» Information supplied
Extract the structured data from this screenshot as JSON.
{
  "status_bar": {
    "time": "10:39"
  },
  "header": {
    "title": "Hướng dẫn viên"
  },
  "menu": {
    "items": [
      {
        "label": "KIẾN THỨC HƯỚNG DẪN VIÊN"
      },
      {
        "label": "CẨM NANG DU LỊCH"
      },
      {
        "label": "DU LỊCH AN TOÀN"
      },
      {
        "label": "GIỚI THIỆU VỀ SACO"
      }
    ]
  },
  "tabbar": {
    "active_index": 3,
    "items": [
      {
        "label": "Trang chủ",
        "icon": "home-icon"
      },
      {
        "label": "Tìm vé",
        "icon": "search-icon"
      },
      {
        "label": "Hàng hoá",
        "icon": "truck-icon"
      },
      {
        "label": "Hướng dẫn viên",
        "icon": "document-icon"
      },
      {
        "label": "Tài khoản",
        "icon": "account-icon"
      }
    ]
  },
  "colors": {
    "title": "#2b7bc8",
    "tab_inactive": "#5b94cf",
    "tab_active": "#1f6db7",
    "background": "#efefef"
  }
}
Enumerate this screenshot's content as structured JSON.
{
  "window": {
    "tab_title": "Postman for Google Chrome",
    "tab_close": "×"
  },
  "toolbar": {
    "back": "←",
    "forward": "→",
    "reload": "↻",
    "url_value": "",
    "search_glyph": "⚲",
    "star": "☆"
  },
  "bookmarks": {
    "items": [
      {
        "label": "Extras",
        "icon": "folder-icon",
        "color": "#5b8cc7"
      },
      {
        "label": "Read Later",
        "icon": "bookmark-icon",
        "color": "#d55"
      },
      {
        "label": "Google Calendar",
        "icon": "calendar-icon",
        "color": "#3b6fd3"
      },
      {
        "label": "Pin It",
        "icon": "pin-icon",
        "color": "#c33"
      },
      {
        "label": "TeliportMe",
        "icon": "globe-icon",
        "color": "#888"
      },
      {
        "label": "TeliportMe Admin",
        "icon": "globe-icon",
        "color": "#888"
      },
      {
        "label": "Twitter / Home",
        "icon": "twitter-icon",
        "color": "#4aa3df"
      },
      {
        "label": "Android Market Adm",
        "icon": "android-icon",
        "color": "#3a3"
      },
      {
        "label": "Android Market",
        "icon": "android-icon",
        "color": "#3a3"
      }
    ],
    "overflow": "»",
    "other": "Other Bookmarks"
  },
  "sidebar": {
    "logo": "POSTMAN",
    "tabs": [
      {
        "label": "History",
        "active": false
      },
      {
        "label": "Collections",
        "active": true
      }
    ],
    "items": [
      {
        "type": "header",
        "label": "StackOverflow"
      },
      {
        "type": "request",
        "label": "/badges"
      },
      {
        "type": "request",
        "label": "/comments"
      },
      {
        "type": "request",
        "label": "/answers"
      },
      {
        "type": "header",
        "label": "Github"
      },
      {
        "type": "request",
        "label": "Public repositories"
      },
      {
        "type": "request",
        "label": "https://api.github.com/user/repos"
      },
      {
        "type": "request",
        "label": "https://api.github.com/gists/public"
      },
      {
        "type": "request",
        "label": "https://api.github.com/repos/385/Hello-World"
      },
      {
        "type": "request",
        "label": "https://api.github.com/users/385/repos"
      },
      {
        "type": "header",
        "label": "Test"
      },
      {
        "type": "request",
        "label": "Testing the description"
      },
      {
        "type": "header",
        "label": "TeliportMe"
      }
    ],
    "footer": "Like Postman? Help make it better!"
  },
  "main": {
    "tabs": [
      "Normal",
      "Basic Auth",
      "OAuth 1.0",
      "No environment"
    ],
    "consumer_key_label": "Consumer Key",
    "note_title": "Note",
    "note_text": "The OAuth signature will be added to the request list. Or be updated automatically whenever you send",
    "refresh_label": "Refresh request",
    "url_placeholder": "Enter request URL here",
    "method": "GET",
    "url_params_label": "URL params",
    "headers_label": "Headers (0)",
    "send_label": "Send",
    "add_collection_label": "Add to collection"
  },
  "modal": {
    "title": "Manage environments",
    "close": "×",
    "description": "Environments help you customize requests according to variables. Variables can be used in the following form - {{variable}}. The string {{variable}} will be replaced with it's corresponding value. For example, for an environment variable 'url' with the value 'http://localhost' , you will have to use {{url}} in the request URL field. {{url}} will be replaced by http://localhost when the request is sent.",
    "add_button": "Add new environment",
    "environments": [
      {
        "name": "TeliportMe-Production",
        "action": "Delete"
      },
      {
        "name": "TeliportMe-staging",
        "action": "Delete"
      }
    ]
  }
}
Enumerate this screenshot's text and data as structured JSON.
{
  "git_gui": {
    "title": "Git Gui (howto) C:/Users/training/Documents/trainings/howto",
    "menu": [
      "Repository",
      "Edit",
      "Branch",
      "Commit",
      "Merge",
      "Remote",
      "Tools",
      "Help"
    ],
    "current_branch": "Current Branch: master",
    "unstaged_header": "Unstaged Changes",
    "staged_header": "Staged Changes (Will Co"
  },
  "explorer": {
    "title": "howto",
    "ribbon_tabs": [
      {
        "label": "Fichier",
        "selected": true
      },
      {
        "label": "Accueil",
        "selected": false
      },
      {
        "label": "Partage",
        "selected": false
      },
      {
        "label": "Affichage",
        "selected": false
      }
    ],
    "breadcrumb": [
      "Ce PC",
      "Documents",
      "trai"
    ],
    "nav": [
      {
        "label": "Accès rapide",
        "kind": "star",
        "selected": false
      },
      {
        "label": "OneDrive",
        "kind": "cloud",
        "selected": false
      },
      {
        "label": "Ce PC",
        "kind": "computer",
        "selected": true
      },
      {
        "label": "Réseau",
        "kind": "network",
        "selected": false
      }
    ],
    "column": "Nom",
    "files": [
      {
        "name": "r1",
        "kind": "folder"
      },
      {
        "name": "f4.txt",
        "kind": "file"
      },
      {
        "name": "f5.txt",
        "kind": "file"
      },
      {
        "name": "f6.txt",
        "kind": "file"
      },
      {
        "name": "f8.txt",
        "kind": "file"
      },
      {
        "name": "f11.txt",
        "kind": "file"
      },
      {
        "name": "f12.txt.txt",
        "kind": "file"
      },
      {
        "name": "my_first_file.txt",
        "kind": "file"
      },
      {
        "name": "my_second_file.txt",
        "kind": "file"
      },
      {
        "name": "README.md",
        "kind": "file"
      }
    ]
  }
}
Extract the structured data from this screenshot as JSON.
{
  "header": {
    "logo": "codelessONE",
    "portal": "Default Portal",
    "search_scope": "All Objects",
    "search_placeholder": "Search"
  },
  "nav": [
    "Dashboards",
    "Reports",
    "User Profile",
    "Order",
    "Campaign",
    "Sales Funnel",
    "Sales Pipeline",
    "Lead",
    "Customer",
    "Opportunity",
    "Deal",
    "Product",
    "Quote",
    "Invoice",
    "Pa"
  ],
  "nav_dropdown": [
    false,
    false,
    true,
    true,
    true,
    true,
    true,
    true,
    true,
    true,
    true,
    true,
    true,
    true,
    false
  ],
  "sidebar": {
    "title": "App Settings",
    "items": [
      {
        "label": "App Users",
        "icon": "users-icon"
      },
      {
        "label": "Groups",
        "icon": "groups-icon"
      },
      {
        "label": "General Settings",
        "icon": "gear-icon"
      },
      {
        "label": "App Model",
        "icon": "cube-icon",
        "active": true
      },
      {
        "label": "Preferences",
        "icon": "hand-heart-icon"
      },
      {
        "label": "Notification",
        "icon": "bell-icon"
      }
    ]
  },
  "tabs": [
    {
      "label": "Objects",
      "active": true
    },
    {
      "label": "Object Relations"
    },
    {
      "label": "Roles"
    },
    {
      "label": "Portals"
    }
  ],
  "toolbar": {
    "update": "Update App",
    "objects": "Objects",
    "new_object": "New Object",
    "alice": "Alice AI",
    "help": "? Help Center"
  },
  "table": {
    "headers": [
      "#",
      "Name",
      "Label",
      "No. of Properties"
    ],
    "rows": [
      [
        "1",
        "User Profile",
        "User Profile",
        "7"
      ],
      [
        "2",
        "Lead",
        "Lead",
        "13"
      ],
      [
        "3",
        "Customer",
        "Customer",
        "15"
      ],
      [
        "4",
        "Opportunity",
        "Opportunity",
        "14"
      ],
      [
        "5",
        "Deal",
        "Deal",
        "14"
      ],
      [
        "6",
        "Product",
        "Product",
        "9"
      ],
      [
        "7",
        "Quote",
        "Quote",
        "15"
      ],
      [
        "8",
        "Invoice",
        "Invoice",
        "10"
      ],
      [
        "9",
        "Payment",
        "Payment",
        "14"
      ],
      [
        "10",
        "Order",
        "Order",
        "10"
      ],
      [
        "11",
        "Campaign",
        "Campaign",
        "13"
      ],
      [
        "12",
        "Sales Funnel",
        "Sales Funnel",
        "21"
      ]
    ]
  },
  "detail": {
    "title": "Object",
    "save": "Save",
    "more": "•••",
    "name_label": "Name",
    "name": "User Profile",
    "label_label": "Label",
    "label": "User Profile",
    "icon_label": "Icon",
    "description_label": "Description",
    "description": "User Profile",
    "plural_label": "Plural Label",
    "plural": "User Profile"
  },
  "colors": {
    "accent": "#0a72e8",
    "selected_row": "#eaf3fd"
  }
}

» Task goal
Report back each line of the entries that holds the string "OAuth".

» Result of the exercise
      "OAuth 1.0",
    "note_text": "The OAuth signature will be added to the request list. Or be updated automatically whenever you send",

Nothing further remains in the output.